Exercise inputs.
%%
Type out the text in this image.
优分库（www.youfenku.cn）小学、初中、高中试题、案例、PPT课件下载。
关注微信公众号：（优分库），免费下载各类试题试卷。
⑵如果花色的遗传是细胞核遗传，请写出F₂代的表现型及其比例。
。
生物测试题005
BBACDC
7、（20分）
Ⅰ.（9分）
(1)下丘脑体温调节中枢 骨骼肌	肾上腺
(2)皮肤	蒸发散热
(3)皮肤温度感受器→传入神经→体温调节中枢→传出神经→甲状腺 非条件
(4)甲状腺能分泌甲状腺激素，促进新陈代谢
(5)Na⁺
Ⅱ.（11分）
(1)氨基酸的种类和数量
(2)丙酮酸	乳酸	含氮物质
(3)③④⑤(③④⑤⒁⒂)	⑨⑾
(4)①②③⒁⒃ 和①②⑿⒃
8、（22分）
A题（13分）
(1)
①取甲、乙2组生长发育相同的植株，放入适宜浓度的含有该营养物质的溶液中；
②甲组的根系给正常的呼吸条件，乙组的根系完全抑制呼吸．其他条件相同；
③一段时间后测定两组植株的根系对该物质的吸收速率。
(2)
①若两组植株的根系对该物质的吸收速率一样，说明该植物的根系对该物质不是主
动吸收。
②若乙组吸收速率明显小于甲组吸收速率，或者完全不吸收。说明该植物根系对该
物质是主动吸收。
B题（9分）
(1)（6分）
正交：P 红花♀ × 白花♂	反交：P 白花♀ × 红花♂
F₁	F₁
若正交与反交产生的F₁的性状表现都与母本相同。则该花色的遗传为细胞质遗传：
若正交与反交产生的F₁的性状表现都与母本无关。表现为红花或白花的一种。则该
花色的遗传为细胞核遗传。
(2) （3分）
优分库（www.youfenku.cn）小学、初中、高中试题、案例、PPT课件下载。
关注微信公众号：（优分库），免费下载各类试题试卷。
%%
Exercise brief.
Retype all of the material above with every character intact.

Correct result.
Type out the text in this image.
优分库（www.youfenku.cn）小学、初中、高中试题、案例、PPT课件下载。
关注微信公众号：（优分库），免费下载各类试题试卷。
⑵如果花色的遗传是细胞核遗传，请写出F₂代的表现型及其比例。
。
生物测试题005
BBACDC
7、（20分）
Ⅰ.（9分）
(1)下丘脑体温调节中枢 骨骼肌	肾上腺
(2)皮肤	蒸发散热
(3)皮肤温度感受器→传入神经→体温调节中枢→传出神经→甲状腺 非条件
(4)甲状腺能分泌甲状腺激素，促进新陈代谢
(5)Na⁺
Ⅱ.（11分）
(1)氨基酸的种类和数量
(2)丙酮酸	乳酸	含氮物质
(3)③④⑤(③④⑤⒁⒂)	⑨⑾
(4)①②③⒁⒃ 和①②⑿⒃
8、（22分）
A题（13分）
(1)
①取甲、乙2组生长发育相同的植株，放入适宜浓度的含有该营养物质的溶液中；
②甲组的根系给正常的呼吸条件，乙组的根系完全抑制呼吸．其他条件相同；
③一段时间后测定两组植株的根系对该物质的吸收速率。
(2)
①若两组植株的根系对该物质的吸收速率一样，说明该植物的根系对该物质不是主
动吸收。
②若乙组吸收速率明显小于甲组吸收速率，或者完全不吸收。说明该植物根系对该
物质是主动吸收。
B题（9分）
(1)（6分）
正交：P 红花♀ × 白花♂	反交：P 白花♀ × 红花♂
F₁	F₁
若正交与反交产生的F₁的性状表现都与母本相同。则该花色的遗传为细胞质遗传：
若正交与反交产生的F₁的性状表现都与母本无关。表现为红花或白花的一种。则该
花色的遗传为细胞核遗传。
(2) （3分）
优分库（www.youfenku.cn）小学、初中、高中试题、案例、PPT课件下载。
关注微信公众号：（优分库），免费下载各类试题试卷。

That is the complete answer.